▸ **Written instruction**: Which lines contain the word "FTSE"? Return each of them as written.

▸ **Records supplied**:
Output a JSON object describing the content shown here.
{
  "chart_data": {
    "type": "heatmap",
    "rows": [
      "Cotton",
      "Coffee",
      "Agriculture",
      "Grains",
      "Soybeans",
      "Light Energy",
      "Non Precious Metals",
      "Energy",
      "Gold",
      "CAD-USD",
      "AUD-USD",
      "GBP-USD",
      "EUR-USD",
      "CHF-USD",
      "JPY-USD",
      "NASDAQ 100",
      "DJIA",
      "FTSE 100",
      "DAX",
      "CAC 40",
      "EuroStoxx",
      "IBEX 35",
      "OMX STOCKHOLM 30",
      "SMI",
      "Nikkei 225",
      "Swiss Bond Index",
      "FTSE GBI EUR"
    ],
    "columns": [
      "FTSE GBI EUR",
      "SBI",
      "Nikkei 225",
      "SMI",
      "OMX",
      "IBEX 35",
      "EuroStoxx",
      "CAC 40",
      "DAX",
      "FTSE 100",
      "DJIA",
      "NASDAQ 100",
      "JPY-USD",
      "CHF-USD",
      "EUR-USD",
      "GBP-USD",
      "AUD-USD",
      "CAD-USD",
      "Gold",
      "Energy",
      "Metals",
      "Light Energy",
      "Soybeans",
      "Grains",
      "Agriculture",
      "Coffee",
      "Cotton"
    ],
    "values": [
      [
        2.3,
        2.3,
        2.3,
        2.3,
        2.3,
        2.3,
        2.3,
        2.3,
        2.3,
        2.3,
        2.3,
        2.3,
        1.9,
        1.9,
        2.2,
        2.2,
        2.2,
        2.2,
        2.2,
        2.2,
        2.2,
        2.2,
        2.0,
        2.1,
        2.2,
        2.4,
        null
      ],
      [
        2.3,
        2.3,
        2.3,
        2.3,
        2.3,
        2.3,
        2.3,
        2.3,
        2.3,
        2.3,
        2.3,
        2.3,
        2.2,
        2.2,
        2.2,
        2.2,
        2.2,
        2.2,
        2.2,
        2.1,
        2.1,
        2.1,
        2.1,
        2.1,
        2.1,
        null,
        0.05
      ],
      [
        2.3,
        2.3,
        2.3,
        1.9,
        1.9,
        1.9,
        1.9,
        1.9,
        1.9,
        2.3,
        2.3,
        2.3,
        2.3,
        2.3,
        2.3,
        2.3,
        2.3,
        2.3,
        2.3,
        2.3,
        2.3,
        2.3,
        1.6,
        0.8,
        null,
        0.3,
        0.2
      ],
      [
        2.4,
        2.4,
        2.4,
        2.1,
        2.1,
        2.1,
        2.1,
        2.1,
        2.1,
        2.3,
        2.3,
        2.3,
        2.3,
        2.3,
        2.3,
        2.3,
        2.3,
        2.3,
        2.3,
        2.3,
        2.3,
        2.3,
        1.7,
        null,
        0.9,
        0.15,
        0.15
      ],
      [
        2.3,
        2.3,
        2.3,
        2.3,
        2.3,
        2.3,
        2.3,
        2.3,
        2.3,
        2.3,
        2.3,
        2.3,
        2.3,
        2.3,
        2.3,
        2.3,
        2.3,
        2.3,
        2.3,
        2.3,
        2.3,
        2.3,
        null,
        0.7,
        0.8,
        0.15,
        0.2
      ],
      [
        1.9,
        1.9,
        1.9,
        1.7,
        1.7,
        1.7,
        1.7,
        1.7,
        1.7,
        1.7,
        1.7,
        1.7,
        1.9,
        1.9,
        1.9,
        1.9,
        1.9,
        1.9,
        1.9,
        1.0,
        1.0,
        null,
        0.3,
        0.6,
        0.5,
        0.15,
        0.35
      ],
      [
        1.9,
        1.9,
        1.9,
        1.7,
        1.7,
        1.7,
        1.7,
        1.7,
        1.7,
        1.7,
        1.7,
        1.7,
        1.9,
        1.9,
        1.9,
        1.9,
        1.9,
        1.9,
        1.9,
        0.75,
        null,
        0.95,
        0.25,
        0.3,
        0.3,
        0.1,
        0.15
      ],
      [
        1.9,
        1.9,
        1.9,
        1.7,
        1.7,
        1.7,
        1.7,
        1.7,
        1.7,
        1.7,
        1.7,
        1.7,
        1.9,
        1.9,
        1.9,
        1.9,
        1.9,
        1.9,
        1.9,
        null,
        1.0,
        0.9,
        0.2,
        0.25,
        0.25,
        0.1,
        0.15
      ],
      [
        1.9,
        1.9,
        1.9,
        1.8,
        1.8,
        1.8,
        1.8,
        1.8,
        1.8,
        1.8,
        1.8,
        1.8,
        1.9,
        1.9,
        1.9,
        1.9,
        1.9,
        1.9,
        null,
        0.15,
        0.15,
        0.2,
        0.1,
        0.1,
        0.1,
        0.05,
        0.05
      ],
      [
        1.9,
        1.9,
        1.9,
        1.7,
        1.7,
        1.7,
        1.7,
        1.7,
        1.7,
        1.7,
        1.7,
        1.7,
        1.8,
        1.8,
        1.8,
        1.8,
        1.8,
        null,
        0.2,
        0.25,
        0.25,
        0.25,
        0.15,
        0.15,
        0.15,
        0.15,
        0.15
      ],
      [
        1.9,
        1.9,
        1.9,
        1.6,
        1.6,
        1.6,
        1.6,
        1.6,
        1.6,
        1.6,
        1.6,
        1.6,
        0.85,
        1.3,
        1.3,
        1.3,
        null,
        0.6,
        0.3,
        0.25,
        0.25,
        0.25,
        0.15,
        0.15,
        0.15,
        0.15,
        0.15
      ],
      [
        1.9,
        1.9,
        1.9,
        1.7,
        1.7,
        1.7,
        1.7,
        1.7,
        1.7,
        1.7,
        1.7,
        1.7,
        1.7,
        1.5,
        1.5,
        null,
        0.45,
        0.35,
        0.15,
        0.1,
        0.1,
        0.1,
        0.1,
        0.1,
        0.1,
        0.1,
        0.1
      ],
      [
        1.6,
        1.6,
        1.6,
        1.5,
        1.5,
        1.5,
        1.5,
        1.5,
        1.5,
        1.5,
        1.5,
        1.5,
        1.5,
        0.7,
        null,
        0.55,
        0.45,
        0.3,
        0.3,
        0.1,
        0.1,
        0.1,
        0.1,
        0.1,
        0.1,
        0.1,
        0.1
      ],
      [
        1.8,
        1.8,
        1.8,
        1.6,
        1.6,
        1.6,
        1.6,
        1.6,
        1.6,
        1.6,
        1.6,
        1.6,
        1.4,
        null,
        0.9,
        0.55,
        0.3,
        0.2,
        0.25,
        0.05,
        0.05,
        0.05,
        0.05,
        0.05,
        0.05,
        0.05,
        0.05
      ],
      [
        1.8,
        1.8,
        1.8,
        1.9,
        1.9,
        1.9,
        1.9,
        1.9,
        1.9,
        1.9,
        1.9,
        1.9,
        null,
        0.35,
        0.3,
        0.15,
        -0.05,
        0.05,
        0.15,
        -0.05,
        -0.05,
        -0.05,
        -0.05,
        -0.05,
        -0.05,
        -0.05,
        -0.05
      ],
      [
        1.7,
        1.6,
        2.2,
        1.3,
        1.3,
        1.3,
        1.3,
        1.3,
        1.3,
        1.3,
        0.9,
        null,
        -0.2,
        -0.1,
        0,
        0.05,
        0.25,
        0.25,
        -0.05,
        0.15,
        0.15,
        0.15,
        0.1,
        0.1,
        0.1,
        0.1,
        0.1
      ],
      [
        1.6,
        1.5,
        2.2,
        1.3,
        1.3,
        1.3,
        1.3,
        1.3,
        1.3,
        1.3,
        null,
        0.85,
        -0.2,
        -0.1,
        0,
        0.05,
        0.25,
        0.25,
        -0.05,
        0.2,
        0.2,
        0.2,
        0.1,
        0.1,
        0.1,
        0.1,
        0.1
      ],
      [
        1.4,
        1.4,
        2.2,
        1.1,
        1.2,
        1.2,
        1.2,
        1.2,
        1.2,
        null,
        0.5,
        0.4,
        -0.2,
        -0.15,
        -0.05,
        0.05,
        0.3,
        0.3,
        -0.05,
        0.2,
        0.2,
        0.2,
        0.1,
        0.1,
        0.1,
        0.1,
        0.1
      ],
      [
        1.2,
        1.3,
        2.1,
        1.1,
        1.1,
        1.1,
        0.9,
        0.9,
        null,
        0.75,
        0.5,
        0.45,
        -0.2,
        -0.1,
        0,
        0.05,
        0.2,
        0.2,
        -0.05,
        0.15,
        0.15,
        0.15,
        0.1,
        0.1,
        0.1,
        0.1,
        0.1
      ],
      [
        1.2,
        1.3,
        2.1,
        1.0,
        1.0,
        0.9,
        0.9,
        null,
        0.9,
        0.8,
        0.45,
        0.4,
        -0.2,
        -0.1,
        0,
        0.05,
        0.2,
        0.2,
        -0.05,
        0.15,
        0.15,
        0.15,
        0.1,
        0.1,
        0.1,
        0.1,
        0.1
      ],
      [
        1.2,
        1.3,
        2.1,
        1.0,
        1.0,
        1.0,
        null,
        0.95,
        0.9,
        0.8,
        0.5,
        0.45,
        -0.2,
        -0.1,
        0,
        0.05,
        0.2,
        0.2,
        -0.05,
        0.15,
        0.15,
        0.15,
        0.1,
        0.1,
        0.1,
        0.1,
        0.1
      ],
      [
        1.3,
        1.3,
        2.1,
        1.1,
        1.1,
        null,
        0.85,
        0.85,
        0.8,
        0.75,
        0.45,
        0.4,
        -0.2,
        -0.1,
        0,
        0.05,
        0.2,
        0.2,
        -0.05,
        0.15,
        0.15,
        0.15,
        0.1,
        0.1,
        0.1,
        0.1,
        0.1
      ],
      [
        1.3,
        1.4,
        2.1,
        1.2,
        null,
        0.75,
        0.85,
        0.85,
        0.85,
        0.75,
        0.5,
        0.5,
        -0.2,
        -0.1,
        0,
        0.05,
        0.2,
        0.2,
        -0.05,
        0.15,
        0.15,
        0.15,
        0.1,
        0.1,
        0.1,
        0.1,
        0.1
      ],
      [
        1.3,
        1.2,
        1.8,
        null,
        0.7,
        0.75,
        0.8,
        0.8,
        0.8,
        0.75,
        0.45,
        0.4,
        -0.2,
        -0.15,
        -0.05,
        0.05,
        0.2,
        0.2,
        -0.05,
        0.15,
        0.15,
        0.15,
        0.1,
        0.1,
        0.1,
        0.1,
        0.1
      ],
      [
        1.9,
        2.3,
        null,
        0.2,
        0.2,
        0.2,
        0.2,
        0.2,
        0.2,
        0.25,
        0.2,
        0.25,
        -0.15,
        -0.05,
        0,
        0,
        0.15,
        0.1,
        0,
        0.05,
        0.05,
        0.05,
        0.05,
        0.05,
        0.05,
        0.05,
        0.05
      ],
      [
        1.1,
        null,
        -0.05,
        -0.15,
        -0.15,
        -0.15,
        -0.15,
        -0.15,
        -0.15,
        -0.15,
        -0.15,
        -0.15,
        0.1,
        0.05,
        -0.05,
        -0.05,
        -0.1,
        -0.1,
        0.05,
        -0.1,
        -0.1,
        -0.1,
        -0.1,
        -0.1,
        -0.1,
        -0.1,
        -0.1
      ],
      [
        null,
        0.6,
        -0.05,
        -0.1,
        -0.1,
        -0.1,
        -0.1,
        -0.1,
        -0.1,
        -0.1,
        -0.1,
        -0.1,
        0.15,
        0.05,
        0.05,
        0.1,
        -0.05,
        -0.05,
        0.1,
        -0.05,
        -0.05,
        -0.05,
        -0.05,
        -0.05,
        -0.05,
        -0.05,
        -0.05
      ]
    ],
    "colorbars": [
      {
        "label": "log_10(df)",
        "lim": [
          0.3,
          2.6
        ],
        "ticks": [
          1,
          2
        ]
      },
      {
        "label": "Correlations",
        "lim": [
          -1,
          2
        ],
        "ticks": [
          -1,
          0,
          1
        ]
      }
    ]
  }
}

▸ **Correct answer**:
      "FTSE 100",
      "FTSE GBI EUR"
      "FTSE GBI EUR",
      "FTSE 100",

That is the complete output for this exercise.